• _Exercise input_:
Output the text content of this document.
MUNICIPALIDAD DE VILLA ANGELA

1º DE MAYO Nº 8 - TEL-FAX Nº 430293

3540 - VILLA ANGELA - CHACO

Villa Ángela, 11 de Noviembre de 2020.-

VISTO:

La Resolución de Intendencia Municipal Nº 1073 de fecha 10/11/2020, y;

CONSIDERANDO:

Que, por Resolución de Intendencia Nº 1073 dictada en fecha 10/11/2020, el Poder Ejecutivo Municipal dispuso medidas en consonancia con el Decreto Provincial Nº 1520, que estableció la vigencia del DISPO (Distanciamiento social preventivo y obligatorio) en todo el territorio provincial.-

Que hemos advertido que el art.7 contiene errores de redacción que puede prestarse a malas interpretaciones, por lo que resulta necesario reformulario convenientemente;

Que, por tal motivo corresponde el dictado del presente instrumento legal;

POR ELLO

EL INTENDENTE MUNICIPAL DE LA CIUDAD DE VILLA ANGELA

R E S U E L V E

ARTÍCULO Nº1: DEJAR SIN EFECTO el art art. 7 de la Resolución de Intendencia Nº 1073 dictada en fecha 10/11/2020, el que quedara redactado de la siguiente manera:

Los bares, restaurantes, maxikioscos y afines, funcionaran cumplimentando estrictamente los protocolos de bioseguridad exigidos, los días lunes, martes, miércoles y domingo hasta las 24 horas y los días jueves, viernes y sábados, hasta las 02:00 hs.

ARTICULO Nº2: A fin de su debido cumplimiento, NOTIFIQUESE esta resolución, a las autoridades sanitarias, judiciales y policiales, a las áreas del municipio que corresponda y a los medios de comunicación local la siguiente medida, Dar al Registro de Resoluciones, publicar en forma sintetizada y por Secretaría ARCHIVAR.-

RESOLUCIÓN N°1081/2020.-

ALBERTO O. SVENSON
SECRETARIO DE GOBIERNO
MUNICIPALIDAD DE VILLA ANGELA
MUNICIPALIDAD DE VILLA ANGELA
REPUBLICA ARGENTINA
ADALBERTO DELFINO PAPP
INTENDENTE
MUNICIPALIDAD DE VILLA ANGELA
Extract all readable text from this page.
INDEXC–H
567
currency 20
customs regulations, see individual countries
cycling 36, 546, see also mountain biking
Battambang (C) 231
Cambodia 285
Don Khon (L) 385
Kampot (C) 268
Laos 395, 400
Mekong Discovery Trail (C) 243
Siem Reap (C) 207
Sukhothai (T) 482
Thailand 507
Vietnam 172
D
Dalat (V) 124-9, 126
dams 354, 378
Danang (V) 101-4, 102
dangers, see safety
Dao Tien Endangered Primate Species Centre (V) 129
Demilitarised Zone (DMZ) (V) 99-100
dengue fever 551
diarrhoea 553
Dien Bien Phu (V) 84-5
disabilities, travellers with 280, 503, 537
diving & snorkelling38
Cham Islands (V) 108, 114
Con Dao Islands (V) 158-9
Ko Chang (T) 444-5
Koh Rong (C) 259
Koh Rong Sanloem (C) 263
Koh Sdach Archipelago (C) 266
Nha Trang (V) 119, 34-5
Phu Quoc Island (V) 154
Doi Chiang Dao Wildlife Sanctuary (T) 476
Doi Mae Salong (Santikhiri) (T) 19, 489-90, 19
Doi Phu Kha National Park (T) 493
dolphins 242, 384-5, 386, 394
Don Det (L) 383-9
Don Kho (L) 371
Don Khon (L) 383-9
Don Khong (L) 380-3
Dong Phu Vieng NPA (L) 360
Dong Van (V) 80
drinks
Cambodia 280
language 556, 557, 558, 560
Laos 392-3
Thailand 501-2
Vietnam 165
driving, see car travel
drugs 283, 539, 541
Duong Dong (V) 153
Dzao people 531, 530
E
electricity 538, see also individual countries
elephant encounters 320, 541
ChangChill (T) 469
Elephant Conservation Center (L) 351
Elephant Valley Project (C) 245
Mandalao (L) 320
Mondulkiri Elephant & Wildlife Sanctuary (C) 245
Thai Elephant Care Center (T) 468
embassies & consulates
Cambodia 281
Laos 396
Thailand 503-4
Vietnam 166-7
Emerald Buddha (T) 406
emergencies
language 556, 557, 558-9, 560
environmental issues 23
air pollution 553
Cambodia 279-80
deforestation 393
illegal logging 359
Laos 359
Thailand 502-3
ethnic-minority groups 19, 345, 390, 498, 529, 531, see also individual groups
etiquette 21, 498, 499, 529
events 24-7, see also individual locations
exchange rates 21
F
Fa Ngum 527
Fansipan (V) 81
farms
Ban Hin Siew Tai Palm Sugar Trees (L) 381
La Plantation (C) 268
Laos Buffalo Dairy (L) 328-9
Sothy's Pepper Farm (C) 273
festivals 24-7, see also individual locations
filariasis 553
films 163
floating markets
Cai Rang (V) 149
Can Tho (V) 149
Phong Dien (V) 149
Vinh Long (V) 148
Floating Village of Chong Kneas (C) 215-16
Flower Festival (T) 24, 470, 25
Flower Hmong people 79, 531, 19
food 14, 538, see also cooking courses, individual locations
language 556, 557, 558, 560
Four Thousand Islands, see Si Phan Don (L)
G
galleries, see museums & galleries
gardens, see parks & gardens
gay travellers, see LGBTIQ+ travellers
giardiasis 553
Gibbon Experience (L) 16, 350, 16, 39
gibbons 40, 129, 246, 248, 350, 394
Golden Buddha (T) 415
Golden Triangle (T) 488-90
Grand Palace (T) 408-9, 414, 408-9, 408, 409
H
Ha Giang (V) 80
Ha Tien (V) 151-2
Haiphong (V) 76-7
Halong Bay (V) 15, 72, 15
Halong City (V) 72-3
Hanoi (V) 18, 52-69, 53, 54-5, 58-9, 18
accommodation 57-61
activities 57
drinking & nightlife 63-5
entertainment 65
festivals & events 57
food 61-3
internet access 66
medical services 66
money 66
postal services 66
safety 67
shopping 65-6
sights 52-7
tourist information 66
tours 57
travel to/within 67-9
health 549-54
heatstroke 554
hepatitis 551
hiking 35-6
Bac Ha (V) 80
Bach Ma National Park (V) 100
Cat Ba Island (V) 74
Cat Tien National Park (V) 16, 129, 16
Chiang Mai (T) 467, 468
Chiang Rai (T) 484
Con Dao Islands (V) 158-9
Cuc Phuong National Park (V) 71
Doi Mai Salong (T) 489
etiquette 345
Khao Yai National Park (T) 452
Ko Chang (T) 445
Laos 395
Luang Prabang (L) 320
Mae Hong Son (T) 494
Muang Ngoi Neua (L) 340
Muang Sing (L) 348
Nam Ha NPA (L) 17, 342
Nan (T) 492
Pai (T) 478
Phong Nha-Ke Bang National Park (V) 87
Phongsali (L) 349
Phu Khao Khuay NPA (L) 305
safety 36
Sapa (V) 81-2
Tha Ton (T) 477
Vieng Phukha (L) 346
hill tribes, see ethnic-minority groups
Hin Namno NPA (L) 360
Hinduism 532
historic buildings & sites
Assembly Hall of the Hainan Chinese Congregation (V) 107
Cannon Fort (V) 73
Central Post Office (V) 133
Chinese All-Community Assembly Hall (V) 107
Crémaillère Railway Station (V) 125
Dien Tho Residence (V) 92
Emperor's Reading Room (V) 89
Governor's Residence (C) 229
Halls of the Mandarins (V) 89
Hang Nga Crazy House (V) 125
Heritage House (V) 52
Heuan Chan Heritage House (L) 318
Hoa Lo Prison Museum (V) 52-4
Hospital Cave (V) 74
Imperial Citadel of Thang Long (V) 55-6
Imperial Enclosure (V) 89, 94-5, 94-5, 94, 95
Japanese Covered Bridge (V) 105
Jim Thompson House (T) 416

• _Task objective_: Reproduce the data in full, exactly as presented.

• _The solution_:
Output the text content of this document.
MUNICIPALIDAD DE VILLA ANGELA

1º DE MAYO Nº 8 - TEL-FAX Nº 430293

3540 - VILLA ANGELA - CHACO

Villa Ángela, 11 de Noviembre de 2020.-

VISTO:

La Resolución de Intendencia Municipal Nº 1073 de fecha 10/11/2020, y;

CONSIDERANDO:

Que, por Resolución de Intendencia Nº 1073 dictada en fecha 10/11/2020, el Poder Ejecutivo Municipal dispuso medidas en consonancia con el Decreto Provincial Nº 1520, que estableció la vigencia del DISPO (Distanciamiento social preventivo y obligatorio) en todo el territorio provincial.-

Que hemos advertido que el art.7 contiene errores de redacción que puede prestarse a malas interpretaciones, por lo que resulta necesario reformulario convenientemente;

Que, por tal motivo corresponde el dictado del presente instrumento legal;

POR ELLO

EL INTENDENTE MUNICIPAL DE LA CIUDAD DE VILLA ANGELA

R E S U E L V E

ARTÍCULO Nº1: DEJAR SIN EFECTO el art art. 7 de la Resolución de Intendencia Nº 1073 dictada en fecha 10/11/2020, el que quedara redactado de la siguiente manera:

Los bares, restaurantes, maxikioscos y afines, funcionaran cumplimentando estrictamente los protocolos de bioseguridad exigidos, los días lunes, martes, miércoles y domingo hasta las 24 horas y los días jueves, viernes y sábados, hasta las 02:00 hs.

ARTICULO Nº2: A fin de su debido cumplimiento, NOTIFIQUESE esta resolución, a las autoridades sanitarias, judiciales y policiales, a las áreas del municipio que corresponda y a los medios de comunicación local la siguiente medida, Dar al Registro de Resoluciones, publicar en forma sintetizada y por Secretaría ARCHIVAR.-

RESOLUCIÓN N°1081/2020.-

ALBERTO O. SVENSON
SECRETARIO DE GOBIERNO
MUNICIPALIDAD DE VILLA ANGELA
MUNICIPALIDAD DE VILLA ANGELA
REPUBLICA ARGENTINA
ADALBERTO DELFINO PAPP
INTENDENTE
MUNICIPALIDAD DE VILLA ANGELA
Extract all readable text from this page.
INDEXC–H
567
currency 20
customs regulations, see individual countries
cycling 36, 546, see also mountain biking
Battambang (C) 231
Cambodia 285
Don Khon (L) 385
Kampot (C) 268
Laos 395, 400
Mekong Discovery Trail (C) 243
Siem Reap (C) 207
Sukhothai (T) 482
Thailand 507
Vietnam 172
D
Dalat (V) 124-9, 126
dams 354, 378
Danang (V) 101-4, 102
dangers, see safety
Dao Tien Endangered Primate Species Centre (V) 129
Demilitarised Zone (DMZ) (V) 99-100
dengue fever 551
diarrhoea 553
Dien Bien Phu (V) 84-5
disabilities, travellers with 280, 503, 537
diving & snorkelling38
Cham Islands (V) 108, 114
Con Dao Islands (V) 158-9
Ko Chang (T) 444-5
Koh Rong (C) 259
Koh Rong Sanloem (C) 263
Koh Sdach Archipelago (C) 266
Nha Trang (V) 119, 34-5
Phu Quoc Island (V) 154
Doi Chiang Dao Wildlife Sanctuary (T) 476
Doi Mae Salong (Santikhiri) (T) 19, 489-90, 19
Doi Phu Kha National Park (T) 493
dolphins 242, 384-5, 386, 394
Don Det (L) 383-9
Don Kho (L) 371
Don Khon (L) 383-9
Don Khong (L) 380-3
Dong Phu Vieng NPA (L) 360
Dong Van (V) 80
drinks
Cambodia 280
language 556, 557, 558, 560
Laos 392-3
Thailand 501-2
Vietnam 165
driving, see car travel
drugs 283, 539, 541
Duong Dong (V) 153
Dzao people 531, 530
E
electricity 538, see also individual countries
elephant encounters 320, 541
ChangChill (T) 469
Elephant Conservation Center (L) 351
Elephant Valley Project (C) 245
Mandalao (L) 320
Mondulkiri Elephant & Wildlife Sanctuary (C) 245
Thai Elephant Care Center (T) 468
embassies & consulates
Cambodia 281
Laos 396
Thailand 503-4
Vietnam 166-7
Emerald Buddha (T) 406
emergencies
language 556, 557, 558-9, 560
environmental issues 23
air pollution 553
Cambodia 279-80
deforestation 393
illegal logging 359
Laos 359
Thailand 502-3
ethnic-minority groups 19, 345, 390, 498, 529, 531, see also individual groups
etiquette 21, 498, 499, 529
events 24-7, see also individual locations
exchange rates 21
F
Fa Ngum 527
Fansipan (V) 81
farms
Ban Hin Siew Tai Palm Sugar Trees (L) 381
La Plantation (C) 268
Laos Buffalo Dairy (L) 328-9
Sothy's Pepper Farm (C) 273
festivals 24-7, see also individual locations
filariasis 553
films 163
floating markets
Cai Rang (V) 149
Can Tho (V) 149
Phong Dien (V) 149
Vinh Long (V) 148
Floating Village of Chong Kneas (C) 215-16
Flower Festival (T) 24, 470, 25
Flower Hmong people 79, 531, 19
food 14, 538, see also cooking courses, individual locations
language 556, 557, 558, 560
Four Thousand Islands, see Si Phan Don (L)
G
galleries, see museums & galleries
gardens, see parks & gardens
gay travellers, see LGBTIQ+ travellers
giardiasis 553
Gibbon Experience (L) 16, 350, 16, 39
gibbons 40, 129, 246, 248, 350, 394
Golden Buddha (T) 415
Golden Triangle (T) 488-90
Grand Palace (T) 408-9, 414, 408-9, 408, 409
H
Ha Giang (V) 80
Ha Tien (V) 151-2
Haiphong (V) 76-7
Halong Bay (V) 15, 72, 15
Halong City (V) 72-3
Hanoi (V) 18, 52-69, 53, 54-5, 58-9, 18
accommodation 57-61
activities 57
drinking & nightlife 63-5
entertainment 65
festivals & events 57
food 61-3
internet access 66
medical services 66
money 66
postal services 66
safety 67
shopping 65-6
sights 52-7
tourist information 66
tours 57
travel to/within 67-9
health 549-54
heatstroke 554
hepatitis 551
hiking 35-6
Bac Ha (V) 80
Bach Ma National Park (V) 100
Cat Ba Island (V) 74
Cat Tien National Park (V) 16, 129, 16
Chiang Mai (T) 467, 468
Chiang Rai (T) 484
Con Dao Islands (V) 158-9
Cuc Phuong National Park (V) 71
Doi Mai Salong (T) 489
etiquette 345
Khao Yai National Park (T) 452
Ko Chang (T) 445
Laos 395
Luang Prabang (L) 320
Mae Hong Son (T) 494
Muang Ngoi Neua (L) 340
Muang Sing (L) 348
Nam Ha NPA (L) 17, 342
Nan (T) 492
Pai (T) 478
Phong Nha-Ke Bang National Park (V) 87
Phongsali (L) 349
Phu Khao Khuay NPA (L) 305
safety 36
Sapa (V) 81-2
Tha Ton (T) 477
Vieng Phukha (L) 346
hill tribes, see ethnic-minority groups
Hin Namno NPA (L) 360
Hinduism 532
historic buildings & sites
Assembly Hall of the Hainan Chinese Congregation (V) 107
Cannon Fort (V) 73
Central Post Office (V) 133
Chinese All-Community Assembly Hall (V) 107
Crémaillère Railway Station (V) 125
Dien Tho Residence (V) 92
Emperor's Reading Room (V) 89
Governor's Residence (C) 229
Halls of the Mandarins (V) 89
Hang Nga Crazy House (V) 125
Heritage House (V) 52
Heuan Chan Heritage House (L) 318
Hoa Lo Prison Museum (V) 52-4
Hospital Cave (V) 74
Imperial Citadel of Thang Long (V) 55-6
Imperial Enclosure (V) 89, 94-5, 94-5, 94, 95
Japanese Covered Bridge (V) 105
Jim Thompson House (T) 416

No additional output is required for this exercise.